* BEGIN Data for this task *

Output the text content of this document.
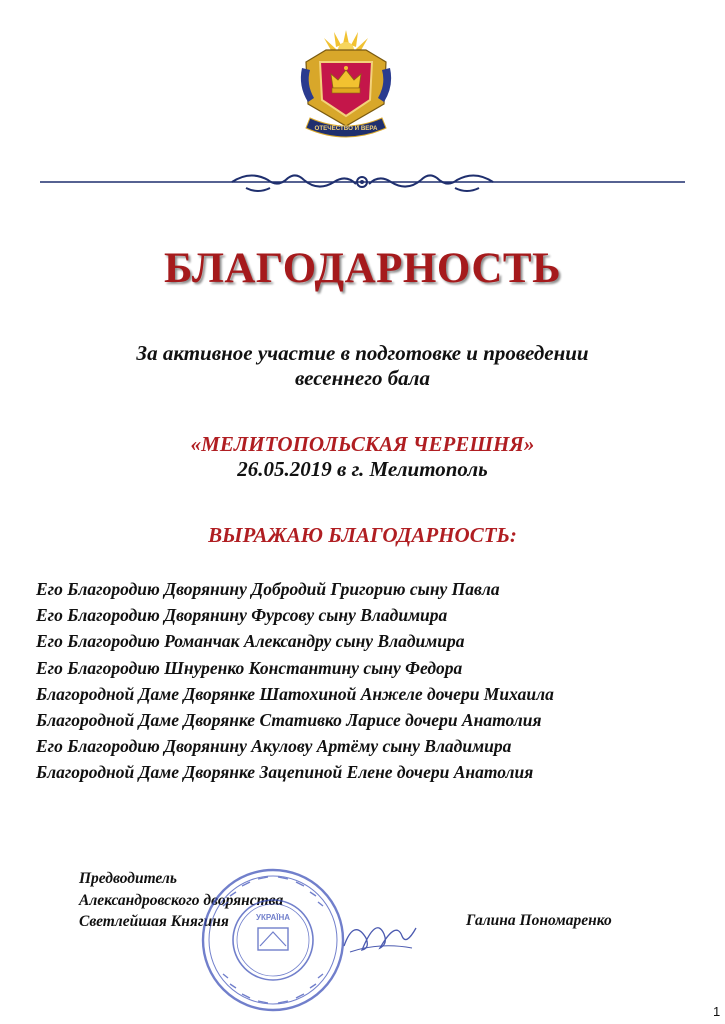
ОТЕЧЕСТВО И ВЕРА
БЛАГОДАРНОСТЬ
За активное участие в подготовке и проведении
весеннего бала
«МЕЛИТОПОЛЬСКАЯ ЧЕРЕШНЯ»
26.05.2019 в г. Мелитополь
ВЫРАЖАЮ БЛАГОДАРНОСТЬ:
Его Благородию Дворянину Добродий Григорию сыну Павла
Его Благородию Дворянину Фурсову сыну Владимира
Его Благородию Романчак Александру сыну Владимира
Его Благородию Шнуренко Константину сыну Федора
Благородной Даме Дворянке Шатохиной Анжеле дочери Михаила
Благородной Даме Дворянке Стативко Ларисе дочери Анатолия
Его Благородию Дворянину Акулову Артёму сыну Владимира
Благородной Даме Дворянке Зацепиной Елене дочери Анатолия
Предводитель
Александровского дворянства
Светлейшая Княгиня	Галина Пономаренко
УКРАЇНА
1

* END Data for this task *

## Task description
With the pictures omitted, reproduce the records in full and exactly.

## Response to the exercise
Output the text content of this document.
ОТЕЧЕСТВО И ВЕРА
БЛАГОДАРНОСТЬ
За активное участие в подготовке и проведении
весеннего бала
«МЕЛИТОПОЛЬСКАЯ ЧЕРЕШНЯ»
26.05.2019 в г. Мелитополь
ВЫРАЖАЮ БЛАГОДАРНОСТЬ:
Его Благородию Дворянину Добродий Григорию сыну Павла
Его Благородию Дворянину Фурсову сыну Владимира
Его Благородию Романчак Александру сыну Владимира
Его Благородию Шнуренко Константину сыну Федора
Благородной Даме Дворянке Шатохиной Анжеле дочери Михаила
Благородной Даме Дворянке Стативко Ларисе дочери Анатолия
Его Благородию Дворянину Акулову Артёму сыну Владимира
Благородной Даме Дворянке Зацепиной Елене дочери Анатолия
Предводитель
Александровского дворянства
Светлейшая Княгиня	Галина Пономаренко
УКРАЇНА
1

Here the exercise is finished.